* GIVEN INFORMATION *
______________________________

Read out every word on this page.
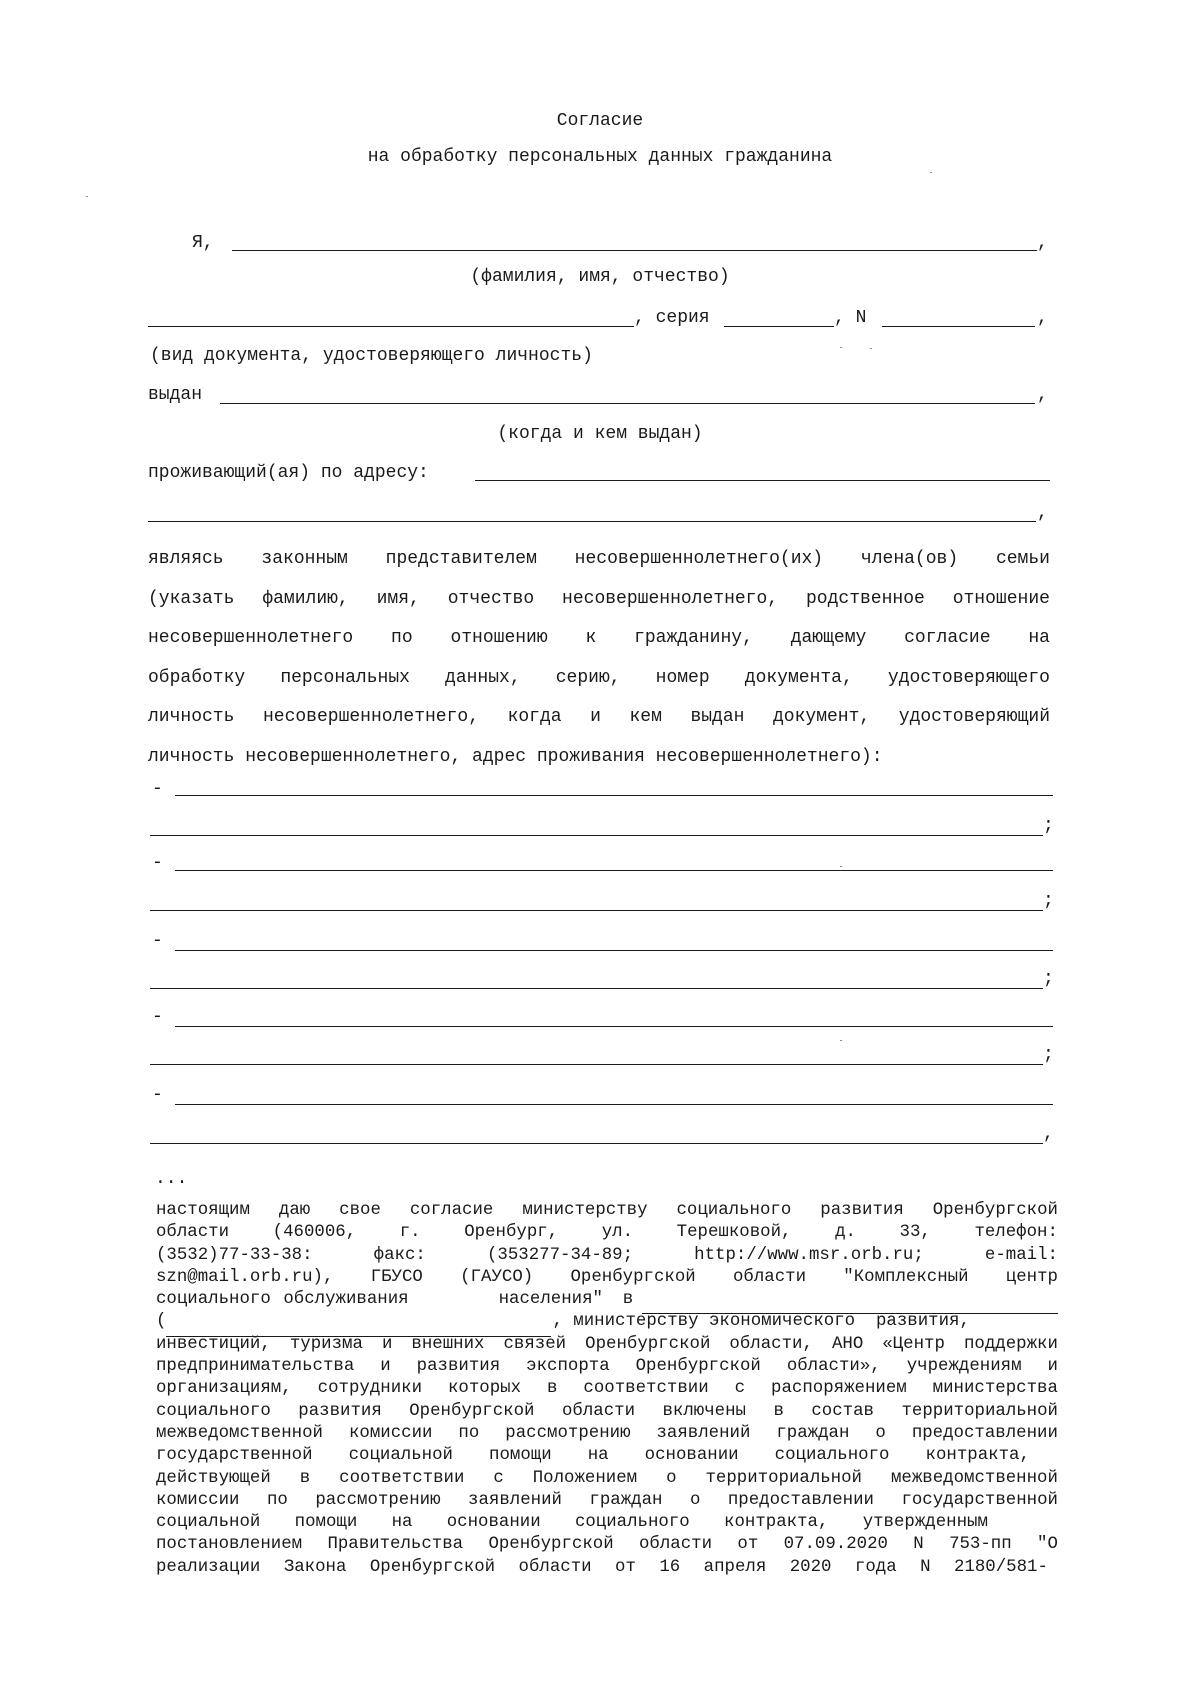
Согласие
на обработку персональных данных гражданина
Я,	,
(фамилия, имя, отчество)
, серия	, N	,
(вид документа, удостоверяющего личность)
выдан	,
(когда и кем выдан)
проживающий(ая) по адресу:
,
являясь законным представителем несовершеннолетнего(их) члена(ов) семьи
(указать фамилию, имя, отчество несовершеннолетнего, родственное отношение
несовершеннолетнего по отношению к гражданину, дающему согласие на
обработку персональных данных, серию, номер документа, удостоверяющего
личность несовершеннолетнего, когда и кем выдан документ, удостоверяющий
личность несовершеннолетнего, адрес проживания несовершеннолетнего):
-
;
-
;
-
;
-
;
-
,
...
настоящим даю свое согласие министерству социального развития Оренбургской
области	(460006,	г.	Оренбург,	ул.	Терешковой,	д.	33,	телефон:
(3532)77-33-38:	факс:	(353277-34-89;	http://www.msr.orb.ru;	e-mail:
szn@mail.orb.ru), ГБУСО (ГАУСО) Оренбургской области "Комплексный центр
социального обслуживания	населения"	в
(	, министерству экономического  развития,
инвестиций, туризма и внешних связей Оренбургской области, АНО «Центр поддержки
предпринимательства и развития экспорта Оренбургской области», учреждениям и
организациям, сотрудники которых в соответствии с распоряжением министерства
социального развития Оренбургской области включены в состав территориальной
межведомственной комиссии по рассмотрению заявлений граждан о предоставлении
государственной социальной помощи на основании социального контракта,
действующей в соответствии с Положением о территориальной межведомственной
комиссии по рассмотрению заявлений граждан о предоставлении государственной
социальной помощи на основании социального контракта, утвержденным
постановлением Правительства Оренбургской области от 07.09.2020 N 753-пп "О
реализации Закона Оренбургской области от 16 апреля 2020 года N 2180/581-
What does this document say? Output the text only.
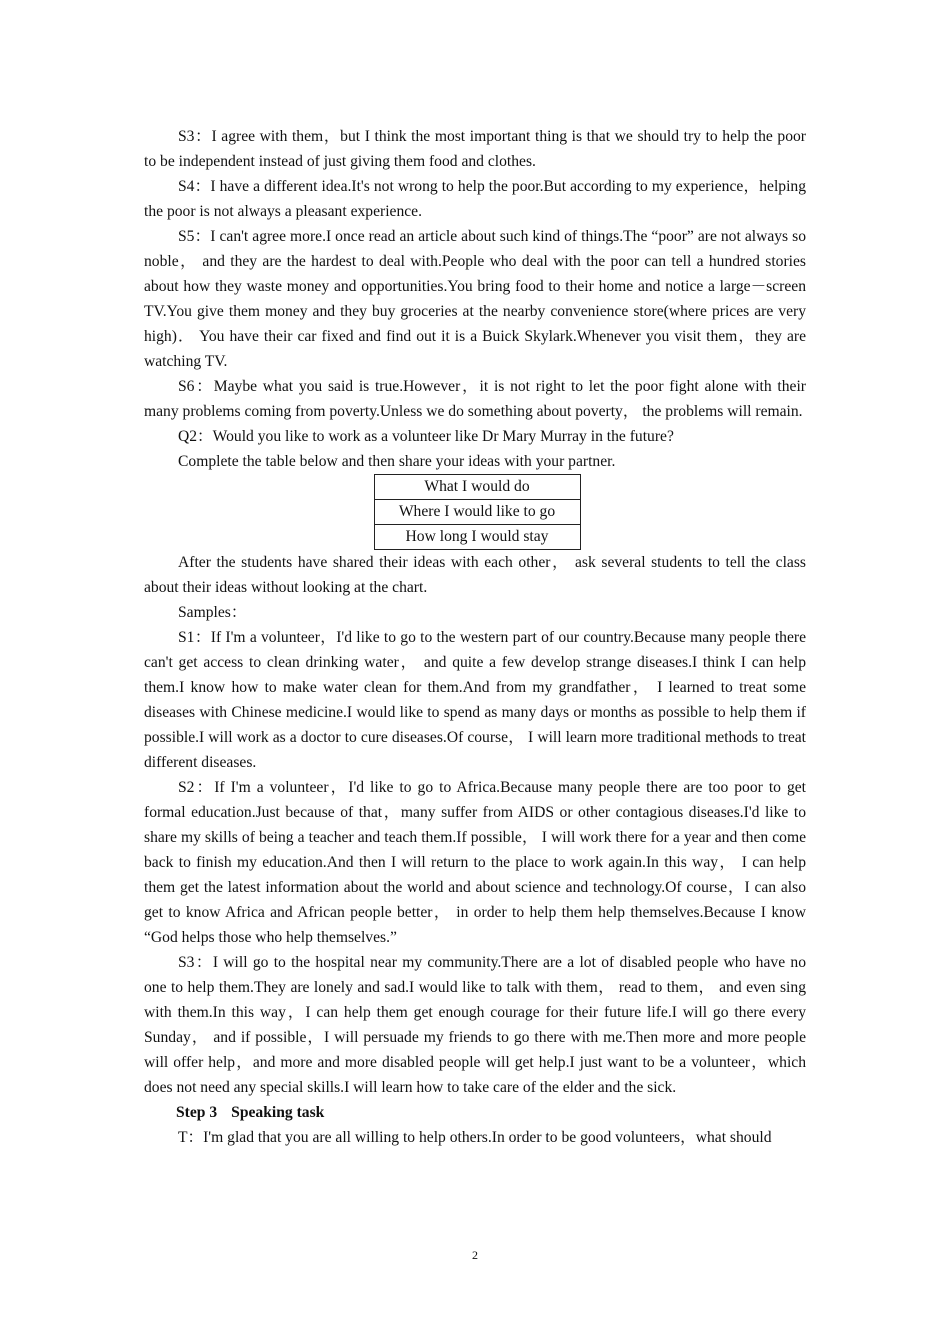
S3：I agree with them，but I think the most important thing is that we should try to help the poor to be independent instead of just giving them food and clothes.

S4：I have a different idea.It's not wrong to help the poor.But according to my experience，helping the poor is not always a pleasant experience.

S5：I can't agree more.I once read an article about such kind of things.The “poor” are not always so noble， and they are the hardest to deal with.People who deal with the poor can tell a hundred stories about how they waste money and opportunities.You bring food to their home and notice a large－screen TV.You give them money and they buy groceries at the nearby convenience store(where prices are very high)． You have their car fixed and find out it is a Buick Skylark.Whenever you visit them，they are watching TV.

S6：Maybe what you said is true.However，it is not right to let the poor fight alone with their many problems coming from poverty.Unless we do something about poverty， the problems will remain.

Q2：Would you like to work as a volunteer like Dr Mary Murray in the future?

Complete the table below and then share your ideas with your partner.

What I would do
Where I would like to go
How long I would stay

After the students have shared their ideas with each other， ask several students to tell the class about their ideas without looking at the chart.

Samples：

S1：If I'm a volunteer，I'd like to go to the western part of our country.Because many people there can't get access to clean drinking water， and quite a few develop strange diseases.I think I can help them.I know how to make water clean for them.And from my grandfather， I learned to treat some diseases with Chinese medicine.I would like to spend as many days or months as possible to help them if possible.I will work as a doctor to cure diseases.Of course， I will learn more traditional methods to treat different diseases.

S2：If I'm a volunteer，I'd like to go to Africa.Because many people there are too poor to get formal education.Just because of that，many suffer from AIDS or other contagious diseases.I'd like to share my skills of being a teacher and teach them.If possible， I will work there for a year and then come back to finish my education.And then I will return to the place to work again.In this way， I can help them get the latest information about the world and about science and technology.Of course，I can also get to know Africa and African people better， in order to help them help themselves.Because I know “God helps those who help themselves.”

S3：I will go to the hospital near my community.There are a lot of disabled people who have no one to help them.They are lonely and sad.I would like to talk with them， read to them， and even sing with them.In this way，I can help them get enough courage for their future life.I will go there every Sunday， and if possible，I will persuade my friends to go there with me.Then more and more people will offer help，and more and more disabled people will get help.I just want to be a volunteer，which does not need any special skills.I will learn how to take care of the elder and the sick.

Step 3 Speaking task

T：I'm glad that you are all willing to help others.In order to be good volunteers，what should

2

______________________________

* OBJECTIVE *
Give an exact copy of the material, leaving out every picture.

* EXERCISE ANSWER *
Read out every word on this page.
Согласие
на обработку персональных данных гражданина
Я,	,
(фамилия, имя, отчество)
, серия	, N	,
(вид документа, удостоверяющего личность)
выдан	,
(когда и кем выдан)
проживающий(ая) по адресу:
,
являясь законным представителем несовершеннолетнего(их) члена(ов) семьи
(указать фамилию, имя, отчество несовершеннолетнего, родственное отношение
несовершеннолетнего по отношению к гражданину, дающему согласие на
обработку персональных данных, серию, номер документа, удостоверяющего
личность несовершеннолетнего, когда и кем выдан документ, удостоверяющий
личность несовершеннолетнего, адрес проживания несовершеннолетнего):
-
;
-
;
-
;
-
;
-
,
...
настоящим даю свое согласие министерству социального развития Оренбургской
области	(460006,	г.	Оренбург,	ул.	Терешковой,	д.	33,	телефон:
(3532)77-33-38:	факс:	(353277-34-89;	http://www.msr.orb.ru;	e-mail:
szn@mail.orb.ru), ГБУСО (ГАУСО) Оренбургской области "Комплексный центр
социального обслуживания	населения"	в
(	, министерству экономического  развития,
инвестиций, туризма и внешних связей Оренбургской области, АНО «Центр поддержки
предпринимательства и развития экспорта Оренбургской области», учреждениям и
организациям, сотрудники которых в соответствии с распоряжением министерства
социального развития Оренбургской области включены в состав территориальной
межведомственной комиссии по рассмотрению заявлений граждан о предоставлении
государственной социальной помощи на основании социального контракта,
действующей в соответствии с Положением о территориальной межведомственной
комиссии по рассмотрению заявлений граждан о предоставлении государственной
социальной помощи на основании социального контракта, утвержденным
постановлением Правительства Оренбургской области от 07.09.2020 N 753-пп "О
реализации Закона Оренбургской области от 16 апреля 2020 года N 2180/581-
What does this document say? Output the text only.
S3：I agree with them，but I think the most important thing is that we should try to help the poor to be independent instead of just giving them food and clothes.

S4：I have a different idea.It's not wrong to help the poor.But according to my experience，helping the poor is not always a pleasant experience.

S5：I can't agree more.I once read an article about such kind of things.The “poor” are not always so noble， and they are the hardest to deal with.People who deal with the poor can tell a hundred stories about how they waste money and opportunities.You bring food to their home and notice a large－screen TV.You give them money and they buy groceries at the nearby convenience store(where prices are very high)． You have their car fixed and find out it is a Buick Skylark.Whenever you visit them，they are watching TV.

S6：Maybe what you said is true.However，it is not right to let the poor fight alone with their many problems coming from poverty.Unless we do something about poverty， the problems will remain.

Q2：Would you like to work as a volunteer like Dr Mary Murray in the future?

Complete the table below and then share your ideas with your partner.

What I would do
Where I would like to go
How long I would stay

After the students have shared their ideas with each other， ask several students to tell the class about their ideas without looking at the chart.

Samples：

S1：If I'm a volunteer，I'd like to go to the western part of our country.Because many people there can't get access to clean drinking water， and quite a few develop strange diseases.I think I can help them.I know how to make water clean for them.And from my grandfather， I learned to treat some diseases with Chinese medicine.I would like to spend as many days or months as possible to help them if possible.I will work as a doctor to cure diseases.Of course， I will learn more traditional methods to treat different diseases.

S2：If I'm a volunteer，I'd like to go to Africa.Because many people there are too poor to get formal education.Just because of that，many suffer from AIDS or other contagious diseases.I'd like to share my skills of being a teacher and teach them.If possible， I will work there for a year and then come back to finish my education.And then I will return to the place to work again.In this way， I can help them get the latest information about the world and about science and technology.Of course，I can also get to know Africa and African people better， in order to help them help themselves.Because I know “God helps those who help themselves.”

S3：I will go to the hospital near my community.There are a lot of disabled people who have no one to help them.They are lonely and sad.I would like to talk with them， read to them， and even sing with them.In this way，I can help them get enough courage for their future life.I will go there every Sunday， and if possible，I will persuade my friends to go there with me.Then more and more people will offer help，and more and more disabled people will get help.I just want to be a volunteer，which does not need any special skills.I will learn how to take care of the elder and the sick.

Step 3 Speaking task

T：I'm glad that you are all willing to help others.In order to be good volunteers，what should

2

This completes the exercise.